▶ Excerpted data
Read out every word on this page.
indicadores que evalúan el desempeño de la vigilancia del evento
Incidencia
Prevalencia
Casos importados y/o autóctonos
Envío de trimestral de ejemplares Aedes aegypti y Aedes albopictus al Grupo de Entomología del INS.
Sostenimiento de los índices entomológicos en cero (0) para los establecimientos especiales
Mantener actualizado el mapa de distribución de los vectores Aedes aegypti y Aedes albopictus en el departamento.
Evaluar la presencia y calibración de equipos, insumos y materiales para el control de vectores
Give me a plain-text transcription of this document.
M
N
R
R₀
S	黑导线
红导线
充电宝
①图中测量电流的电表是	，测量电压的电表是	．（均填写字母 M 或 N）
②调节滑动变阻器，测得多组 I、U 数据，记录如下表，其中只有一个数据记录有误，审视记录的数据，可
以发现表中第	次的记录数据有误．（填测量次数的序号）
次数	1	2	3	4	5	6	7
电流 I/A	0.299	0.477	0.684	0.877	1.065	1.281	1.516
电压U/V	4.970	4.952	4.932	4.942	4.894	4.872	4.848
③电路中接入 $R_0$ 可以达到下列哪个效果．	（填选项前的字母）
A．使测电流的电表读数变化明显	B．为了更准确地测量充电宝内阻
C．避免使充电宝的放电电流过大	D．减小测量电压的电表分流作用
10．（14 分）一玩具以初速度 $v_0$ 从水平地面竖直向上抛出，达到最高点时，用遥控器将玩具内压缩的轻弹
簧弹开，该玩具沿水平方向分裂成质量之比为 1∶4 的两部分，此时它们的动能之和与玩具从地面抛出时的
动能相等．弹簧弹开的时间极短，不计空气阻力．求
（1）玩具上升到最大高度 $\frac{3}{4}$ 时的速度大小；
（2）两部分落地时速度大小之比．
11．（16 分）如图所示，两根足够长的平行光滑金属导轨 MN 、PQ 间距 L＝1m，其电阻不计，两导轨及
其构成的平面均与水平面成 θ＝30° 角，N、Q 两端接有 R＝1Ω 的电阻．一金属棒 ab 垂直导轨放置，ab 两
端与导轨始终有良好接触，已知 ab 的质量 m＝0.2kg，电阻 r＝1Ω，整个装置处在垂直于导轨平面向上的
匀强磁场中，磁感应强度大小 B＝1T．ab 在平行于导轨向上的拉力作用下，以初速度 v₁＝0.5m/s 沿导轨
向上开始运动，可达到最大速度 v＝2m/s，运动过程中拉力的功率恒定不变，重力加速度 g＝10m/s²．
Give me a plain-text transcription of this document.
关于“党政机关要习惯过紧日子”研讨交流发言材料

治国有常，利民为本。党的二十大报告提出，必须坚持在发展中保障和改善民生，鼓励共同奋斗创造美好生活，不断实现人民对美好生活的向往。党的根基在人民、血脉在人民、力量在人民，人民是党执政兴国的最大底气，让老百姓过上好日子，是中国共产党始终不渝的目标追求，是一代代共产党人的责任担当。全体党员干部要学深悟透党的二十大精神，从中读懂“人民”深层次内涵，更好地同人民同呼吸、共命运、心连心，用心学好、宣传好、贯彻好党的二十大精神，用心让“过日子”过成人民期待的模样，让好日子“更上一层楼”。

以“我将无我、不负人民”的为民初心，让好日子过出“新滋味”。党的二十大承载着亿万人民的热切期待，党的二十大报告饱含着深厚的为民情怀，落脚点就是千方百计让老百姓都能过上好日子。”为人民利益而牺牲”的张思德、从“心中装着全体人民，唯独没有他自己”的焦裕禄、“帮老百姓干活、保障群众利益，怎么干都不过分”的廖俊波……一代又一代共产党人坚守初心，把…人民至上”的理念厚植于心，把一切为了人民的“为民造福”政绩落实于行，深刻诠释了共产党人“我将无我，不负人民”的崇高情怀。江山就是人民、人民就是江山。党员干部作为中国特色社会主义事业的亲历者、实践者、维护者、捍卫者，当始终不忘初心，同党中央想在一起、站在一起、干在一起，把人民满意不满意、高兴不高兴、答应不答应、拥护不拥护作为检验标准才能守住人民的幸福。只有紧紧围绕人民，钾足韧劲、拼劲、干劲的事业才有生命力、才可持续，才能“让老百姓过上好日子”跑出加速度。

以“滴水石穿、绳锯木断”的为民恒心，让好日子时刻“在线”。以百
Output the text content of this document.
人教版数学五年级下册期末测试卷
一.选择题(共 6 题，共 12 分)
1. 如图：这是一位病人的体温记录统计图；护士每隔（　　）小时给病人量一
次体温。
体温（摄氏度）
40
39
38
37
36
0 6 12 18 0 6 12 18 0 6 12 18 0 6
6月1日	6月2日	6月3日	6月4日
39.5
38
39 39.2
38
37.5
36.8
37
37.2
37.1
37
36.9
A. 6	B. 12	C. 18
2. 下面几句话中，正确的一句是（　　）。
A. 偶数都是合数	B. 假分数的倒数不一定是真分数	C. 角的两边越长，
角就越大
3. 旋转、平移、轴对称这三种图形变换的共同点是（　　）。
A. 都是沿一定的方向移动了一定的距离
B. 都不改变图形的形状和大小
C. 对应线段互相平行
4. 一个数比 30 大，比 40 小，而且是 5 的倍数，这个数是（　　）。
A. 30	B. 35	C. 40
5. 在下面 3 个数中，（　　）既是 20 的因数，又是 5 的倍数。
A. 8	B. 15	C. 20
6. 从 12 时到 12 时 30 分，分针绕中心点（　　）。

▶ Your task
Write the material out exactly, with nothing left out.

▶ Written solution
Read out every word on this page.
indicadores que evalúan el desempeño de la vigilancia del evento
Incidencia
Prevalencia
Casos importados y/o autóctonos
Envío de trimestral de ejemplares Aedes aegypti y Aedes albopictus al Grupo de Entomología del INS.
Sostenimiento de los índices entomológicos en cero (0) para los establecimientos especiales
Mantener actualizado el mapa de distribución de los vectores Aedes aegypti y Aedes albopictus en el departamento.
Evaluar la presencia y calibración de equipos, insumos y materiales para el control de vectores
Give me a plain-text transcription of this document.
M
N
R
R₀
S	黑导线
红导线
充电宝
①图中测量电流的电表是	，测量电压的电表是	．（均填写字母 M 或 N）
②调节滑动变阻器，测得多组 I、U 数据，记录如下表，其中只有一个数据记录有误，审视记录的数据，可
以发现表中第	次的记录数据有误．（填测量次数的序号）
次数	1	2	3	4	5	6	7
电流 I/A	0.299	0.477	0.684	0.877	1.065	1.281	1.516
电压U/V	4.970	4.952	4.932	4.942	4.894	4.872	4.848
③电路中接入 $R_0$ 可以达到下列哪个效果．	（填选项前的字母）
A．使测电流的电表读数变化明显	B．为了更准确地测量充电宝内阻
C．避免使充电宝的放电电流过大	D．减小测量电压的电表分流作用
10．（14 分）一玩具以初速度 $v_0$ 从水平地面竖直向上抛出，达到最高点时，用遥控器将玩具内压缩的轻弹
簧弹开，该玩具沿水平方向分裂成质量之比为 1∶4 的两部分，此时它们的动能之和与玩具从地面抛出时的
动能相等．弹簧弹开的时间极短，不计空气阻力．求
（1）玩具上升到最大高度 $\frac{3}{4}$ 时的速度大小；
（2）两部分落地时速度大小之比．
11．（16 分）如图所示，两根足够长的平行光滑金属导轨 MN 、PQ 间距 L＝1m，其电阻不计，两导轨及
其构成的平面均与水平面成 θ＝30° 角，N、Q 两端接有 R＝1Ω 的电阻．一金属棒 ab 垂直导轨放置，ab 两
端与导轨始终有良好接触，已知 ab 的质量 m＝0.2kg，电阻 r＝1Ω，整个装置处在垂直于导轨平面向上的
匀强磁场中，磁感应强度大小 B＝1T．ab 在平行于导轨向上的拉力作用下，以初速度 v₁＝0.5m/s 沿导轨
向上开始运动，可达到最大速度 v＝2m/s，运动过程中拉力的功率恒定不变，重力加速度 g＝10m/s²．
Give me a plain-text transcription of this document.
关于“党政机关要习惯过紧日子”研讨交流发言材料

治国有常，利民为本。党的二十大报告提出，必须坚持在发展中保障和改善民生，鼓励共同奋斗创造美好生活，不断实现人民对美好生活的向往。党的根基在人民、血脉在人民、力量在人民，人民是党执政兴国的最大底气，让老百姓过上好日子，是中国共产党始终不渝的目标追求，是一代代共产党人的责任担当。全体党员干部要学深悟透党的二十大精神，从中读懂“人民”深层次内涵，更好地同人民同呼吸、共命运、心连心，用心学好、宣传好、贯彻好党的二十大精神，用心让“过日子”过成人民期待的模样，让好日子“更上一层楼”。

以“我将无我、不负人民”的为民初心，让好日子过出“新滋味”。党的二十大承载着亿万人民的热切期待，党的二十大报告饱含着深厚的为民情怀，落脚点就是千方百计让老百姓都能过上好日子。”为人民利益而牺牲”的张思德、从“心中装着全体人民，唯独没有他自己”的焦裕禄、“帮老百姓干活、保障群众利益，怎么干都不过分”的廖俊波……一代又一代共产党人坚守初心，把…人民至上”的理念厚植于心，把一切为了人民的“为民造福”政绩落实于行，深刻诠释了共产党人“我将无我，不负人民”的崇高情怀。江山就是人民、人民就是江山。党员干部作为中国特色社会主义事业的亲历者、实践者、维护者、捍卫者，当始终不忘初心，同党中央想在一起、站在一起、干在一起，把人民满意不满意、高兴不高兴、答应不答应、拥护不拥护作为检验标准才能守住人民的幸福。只有紧紧围绕人民，钾足韧劲、拼劲、干劲的事业才有生命力、才可持续，才能“让老百姓过上好日子”跑出加速度。

以“滴水石穿、绳锯木断”的为民恒心，让好日子时刻“在线”。以百
Output the text content of this document.
人教版数学五年级下册期末测试卷
一.选择题(共 6 题，共 12 分)
1. 如图：这是一位病人的体温记录统计图；护士每隔（　　）小时给病人量一
次体温。
体温（摄氏度）
40
39
38
37
36
0 6 12 18 0 6 12 18 0 6 12 18 0 6
6月1日	6月2日	6月3日	6月4日
39.5
38
39 39.2
38
37.5
36.8
37
37.2
37.1
37
36.9
A. 6	B. 12	C. 18
2. 下面几句话中，正确的一句是（　　）。
A. 偶数都是合数	B. 假分数的倒数不一定是真分数	C. 角的两边越长，
角就越大
3. 旋转、平移、轴对称这三种图形变换的共同点是（　　）。
A. 都是沿一定的方向移动了一定的距离
B. 都不改变图形的形状和大小
C. 对应线段互相平行
4. 一个数比 30 大，比 40 小，而且是 5 的倍数，这个数是（　　）。
A. 30	B. 35	C. 40
5. 在下面 3 个数中，（　　）既是 20 的因数，又是 5 的倍数。
A. 8	B. 15	C. 20
6. 从 12 时到 12 时 30 分，分针绕中心点（　　）。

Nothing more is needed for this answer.